Short task
Go through the listing and pick out each line with the word "resource" in it.

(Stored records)
____
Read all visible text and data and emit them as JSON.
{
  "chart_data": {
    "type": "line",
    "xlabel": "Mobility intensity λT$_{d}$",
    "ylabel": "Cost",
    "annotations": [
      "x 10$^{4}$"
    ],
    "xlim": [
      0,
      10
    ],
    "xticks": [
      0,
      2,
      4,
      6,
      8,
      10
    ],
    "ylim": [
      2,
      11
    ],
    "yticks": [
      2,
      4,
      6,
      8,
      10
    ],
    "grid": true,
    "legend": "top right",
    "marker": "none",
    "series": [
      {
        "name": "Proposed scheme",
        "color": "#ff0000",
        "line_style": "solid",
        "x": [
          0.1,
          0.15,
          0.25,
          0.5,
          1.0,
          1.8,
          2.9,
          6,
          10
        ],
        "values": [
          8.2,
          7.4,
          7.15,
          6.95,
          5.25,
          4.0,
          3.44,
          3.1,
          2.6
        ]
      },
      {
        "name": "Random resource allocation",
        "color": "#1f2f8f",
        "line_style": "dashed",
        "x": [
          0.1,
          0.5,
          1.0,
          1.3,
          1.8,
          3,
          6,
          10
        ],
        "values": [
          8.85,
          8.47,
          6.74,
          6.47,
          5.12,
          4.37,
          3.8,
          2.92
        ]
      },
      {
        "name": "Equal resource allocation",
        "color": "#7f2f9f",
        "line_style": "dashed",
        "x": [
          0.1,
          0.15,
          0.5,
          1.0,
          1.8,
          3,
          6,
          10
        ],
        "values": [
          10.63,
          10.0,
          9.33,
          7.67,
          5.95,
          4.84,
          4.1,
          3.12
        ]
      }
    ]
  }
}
____
Output for this task
        "name": "Random resource allocation",
        "name": "Equal resource allocation",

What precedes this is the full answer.